═══ Material for this exercise ═══
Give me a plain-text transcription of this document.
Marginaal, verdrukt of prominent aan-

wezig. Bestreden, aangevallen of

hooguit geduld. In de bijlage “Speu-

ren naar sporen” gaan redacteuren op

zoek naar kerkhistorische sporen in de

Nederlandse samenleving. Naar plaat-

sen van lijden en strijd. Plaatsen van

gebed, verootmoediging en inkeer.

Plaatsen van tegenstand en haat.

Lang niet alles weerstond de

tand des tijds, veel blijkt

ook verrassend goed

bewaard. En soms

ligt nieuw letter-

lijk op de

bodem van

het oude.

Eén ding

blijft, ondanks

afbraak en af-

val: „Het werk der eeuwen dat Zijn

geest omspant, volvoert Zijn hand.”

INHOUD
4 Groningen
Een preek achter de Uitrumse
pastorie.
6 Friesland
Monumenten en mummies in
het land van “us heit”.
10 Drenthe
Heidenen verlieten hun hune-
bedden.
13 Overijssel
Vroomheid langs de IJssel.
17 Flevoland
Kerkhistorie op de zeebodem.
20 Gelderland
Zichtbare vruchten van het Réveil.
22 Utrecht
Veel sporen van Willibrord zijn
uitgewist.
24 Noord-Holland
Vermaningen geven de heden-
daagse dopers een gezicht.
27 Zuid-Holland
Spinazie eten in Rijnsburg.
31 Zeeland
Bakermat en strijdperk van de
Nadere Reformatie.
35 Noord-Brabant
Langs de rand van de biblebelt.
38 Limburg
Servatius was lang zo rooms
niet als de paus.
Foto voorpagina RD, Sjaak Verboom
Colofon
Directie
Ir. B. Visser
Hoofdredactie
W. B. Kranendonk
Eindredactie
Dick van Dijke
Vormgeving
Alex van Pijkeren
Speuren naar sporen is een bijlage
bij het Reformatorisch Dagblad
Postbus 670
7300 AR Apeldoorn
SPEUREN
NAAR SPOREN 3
═══
**Direction**
Show every line from the entries above in which "bijlage" appears.

**Solution to this task**
hooguit geduld. In de bijlage “Speu-
Speuren naar sporen is een bijlage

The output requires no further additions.